[Records from a data collection]
--------

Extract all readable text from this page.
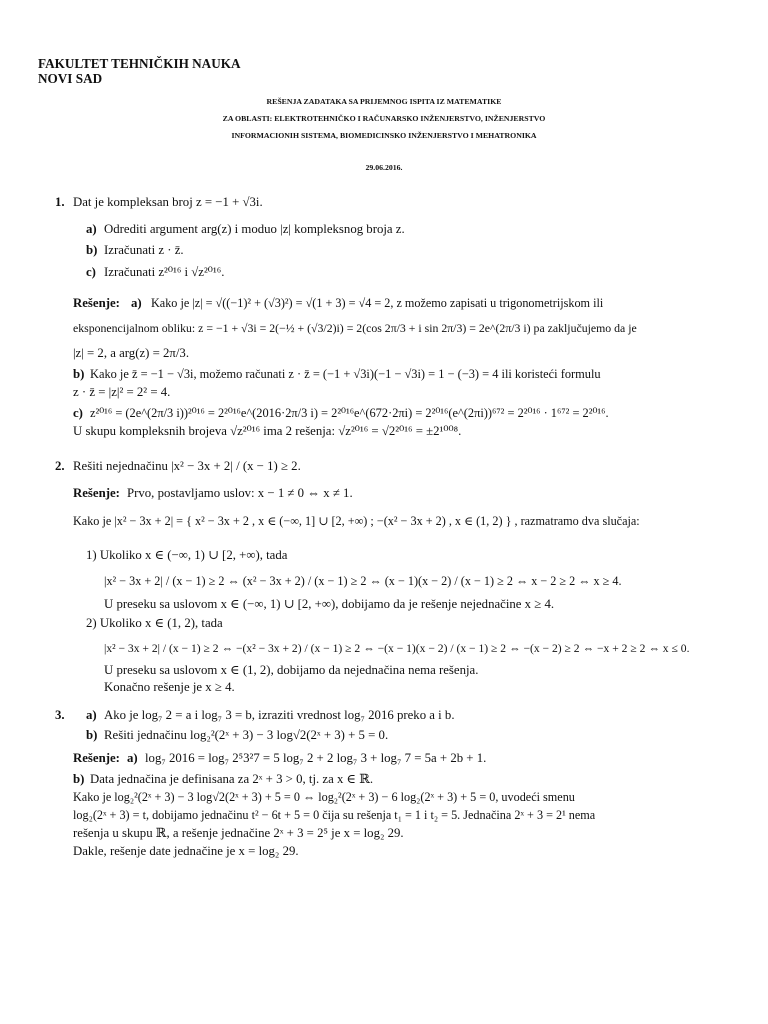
FAKULTET TEHNIČKIH NAUKA
NOVI SAD
REŠENJA ZADATAKA SA PRIJEMNOG ISPITA IZ MATEMATIKE
ZA OBLASTI: ELEKTROTEHNIČKO I RAČUNARSKO INŽENJERSTVO, INŽENJERSTVO
INFORMACIONIH SISTEMA, BIOMEDICINSKO INŽENJERSTVO I MEHATRONIKA
29.06.2016.
1. Dat je kompleksan broj z = −1 + √3i.
a) Odrediti argument arg(z) i moduo |z| kompleksnog broja z.
b) Izračunati z · z̄.
c) Izračunati z²⁰¹⁶ i √z²⁰¹⁶.
Rešenje: a) Kako je |z| = √((−1)² + (√3)²) = √(1 + 3) = √4 = 2, z možemo zapisati u trigonometrijskom ili
eksponencijalnom obliku: z = −1 + √3i = 2(−½ + (√3/2)i) = 2(cos 2π/3 + i sin 2π/3) = 2e^(2π/3 i) pa zaključujemo da je
|z| = 2, a arg(z) = 2π/3.
b) Kako je z̄ = −1 − √3i, možemo računati z · z̄ = (−1 + √3i)(−1 − √3i) = 1 − (−3) = 4 ili koristeći formulu
z · z̄ = |z|² = 2² = 4.
c) z²⁰¹⁶ = (2e^(2π/3 i))²⁰¹⁶ = 2²⁰¹⁶e^(2016·2π/3 i) = 2²⁰¹⁶e^(672·2πi) = 2²⁰¹⁶(e^(2πi))⁶⁷² = 2²⁰¹⁶ · 1⁶⁷² = 2²⁰¹⁶.
U skupu kompleksnih brojeva √z²⁰¹⁶ ima 2 rešenja: √z²⁰¹⁶ = √2²⁰¹⁶ = ±2¹⁰⁰⁸.
2. Rešiti nejednačinu |x² − 3x + 2| / (x − 1) ≥ 2.
Rešenje: Prvo, postavljamo uslov: x − 1 ≠ 0 ⇔ x ≠ 1.
Kako je |x² − 3x + 2| = { x² − 3x + 2 , x ∈ (−∞, 1] ∪ [2, +∞) ; −(x² − 3x + 2) , x ∈ (1, 2) } , razmatramo dva slučaja:
1) Ukoliko x ∈ (−∞, 1) ∪ [2, +∞), tada
|x² − 3x + 2| / (x − 1) ≥ 2 ⇔ (x² − 3x + 2) / (x − 1) ≥ 2 ⇔ (x − 1)(x − 2) / (x − 1) ≥ 2 ⇔ x − 2 ≥ 2 ⇔ x ≥ 4.
U preseku sa uslovom x ∈ (−∞, 1) ∪ [2, +∞), dobijamo da je rešenje nejednačine x ≥ 4.
2) Ukoliko x ∈ (1, 2), tada
|x² − 3x + 2| / (x − 1) ≥ 2 ⇔ −(x² − 3x + 2) / (x − 1) ≥ 2 ⇔ −(x − 1)(x − 2) / (x − 1) ≥ 2 ⇔ −(x − 2) ≥ 2 ⇔ −x + 2 ≥ 2 ⇔ x ≤ 0.
U preseku sa uslovom x ∈ (1, 2), dobijamo da nejednačina nema rešenja.
Konačno rešenje je x ≥ 4.
3. a) Ako je log₇ 2 = a i log₇ 3 = b, izraziti vrednost log₇ 2016 preko a i b.
b) Rešiti jednačinu log₂²(2ˣ + 3) − 3 log√2(2ˣ + 3) + 5 = 0.
Rešenje: a) log₇ 2016 = log₇ 2⁵3²7 = 5 log₇ 2 + 2 log₇ 3 + log₇ 7 = 5a + 2b + 1.
b) Data jednačina je definisana za 2ˣ + 3 > 0, tj. za x ∈ ℝ.
Kako je log₂²(2ˣ + 3) − 3 log√2(2ˣ + 3) + 5 = 0 ⇔ log₂²(2ˣ + 3) − 6 log₂(2ˣ + 3) + 5 = 0, uvodeći smenu
log₂(2ˣ + 3) = t, dobijamo jednačinu t² − 6t + 5 = 0 čija su rešenja t₁ = 1 i t₂ = 5. Jednačina 2ˣ + 3 = 2¹ nema
rešenja u skupu ℝ, a rešenje jednačine 2ˣ + 3 = 2⁵ je x = log₂ 29.
Dakle, rešenje date jednačine je x = log₂ 29.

--------

-- Brief --
Give all the entries again exactly, dropping each picture.

-- Reply --
Extract all readable text from this page.
FAKULTET TEHNIČKIH NAUKA
NOVI SAD
REŠENJA ZADATAKA SA PRIJEMNOG ISPITA IZ MATEMATIKE
ZA OBLASTI: ELEKTROTEHNIČKO I RAČUNARSKO INŽENJERSTVO, INŽENJERSTVO
INFORMACIONIH SISTEMA, BIOMEDICINSKO INŽENJERSTVO I MEHATRONIKA
29.06.2016.
1. Dat je kompleksan broj z = −1 + √3i.
a) Odrediti argument arg(z) i moduo |z| kompleksnog broja z.
b) Izračunati z · z̄.
c) Izračunati z²⁰¹⁶ i √z²⁰¹⁶.
Rešenje: a) Kako je |z| = √((−1)² + (√3)²) = √(1 + 3) = √4 = 2, z možemo zapisati u trigonometrijskom ili
eksponencijalnom obliku: z = −1 + √3i = 2(−½ + (√3/2)i) = 2(cos 2π/3 + i sin 2π/3) = 2e^(2π/3 i) pa zaključujemo da je
|z| = 2, a arg(z) = 2π/3.
b) Kako je z̄ = −1 − √3i, možemo računati z · z̄ = (−1 + √3i)(−1 − √3i) = 1 − (−3) = 4 ili koristeći formulu
z · z̄ = |z|² = 2² = 4.
c) z²⁰¹⁶ = (2e^(2π/3 i))²⁰¹⁶ = 2²⁰¹⁶e^(2016·2π/3 i) = 2²⁰¹⁶e^(672·2πi) = 2²⁰¹⁶(e^(2πi))⁶⁷² = 2²⁰¹⁶ · 1⁶⁷² = 2²⁰¹⁶.
U skupu kompleksnih brojeva √z²⁰¹⁶ ima 2 rešenja: √z²⁰¹⁶ = √2²⁰¹⁶ = ±2¹⁰⁰⁸.
2. Rešiti nejednačinu |x² − 3x + 2| / (x − 1) ≥ 2.
Rešenje: Prvo, postavljamo uslov: x − 1 ≠ 0 ⇔ x ≠ 1.
Kako je |x² − 3x + 2| = { x² − 3x + 2 , x ∈ (−∞, 1] ∪ [2, +∞) ; −(x² − 3x + 2) , x ∈ (1, 2) } , razmatramo dva slučaja:
1) Ukoliko x ∈ (−∞, 1) ∪ [2, +∞), tada
|x² − 3x + 2| / (x − 1) ≥ 2 ⇔ (x² − 3x + 2) / (x − 1) ≥ 2 ⇔ (x − 1)(x − 2) / (x − 1) ≥ 2 ⇔ x − 2 ≥ 2 ⇔ x ≥ 4.
U preseku sa uslovom x ∈ (−∞, 1) ∪ [2, +∞), dobijamo da je rešenje nejednačine x ≥ 4.
2) Ukoliko x ∈ (1, 2), tada
|x² − 3x + 2| / (x − 1) ≥ 2 ⇔ −(x² − 3x + 2) / (x − 1) ≥ 2 ⇔ −(x − 1)(x − 2) / (x − 1) ≥ 2 ⇔ −(x − 2) ≥ 2 ⇔ −x + 2 ≥ 2 ⇔ x ≤ 0.
U preseku sa uslovom x ∈ (1, 2), dobijamo da nejednačina nema rešenja.
Konačno rešenje je x ≥ 4.
3. a) Ako je log₇ 2 = a i log₇ 3 = b, izraziti vrednost log₇ 2016 preko a i b.
b) Rešiti jednačinu log₂²(2ˣ + 3) − 3 log√2(2ˣ + 3) + 5 = 0.
Rešenje: a) log₇ 2016 = log₇ 2⁵3²7 = 5 log₇ 2 + 2 log₇ 3 + log₇ 7 = 5a + 2b + 1.
b) Data jednačina je definisana za 2ˣ + 3 > 0, tj. za x ∈ ℝ.
Kako je log₂²(2ˣ + 3) − 3 log√2(2ˣ + 3) + 5 = 0 ⇔ log₂²(2ˣ + 3) − 6 log₂(2ˣ + 3) + 5 = 0, uvodeći smenu
log₂(2ˣ + 3) = t, dobijamo jednačinu t² − 6t + 5 = 0 čija su rešenja t₁ = 1 i t₂ = 5. Jednačina 2ˣ + 3 = 2¹ nema
rešenja u skupu ℝ, a rešenje jednačine 2ˣ + 3 = 2⁵ je x = log₂ 29.
Dakle, rešenje date jednačine je x = log₂ 29.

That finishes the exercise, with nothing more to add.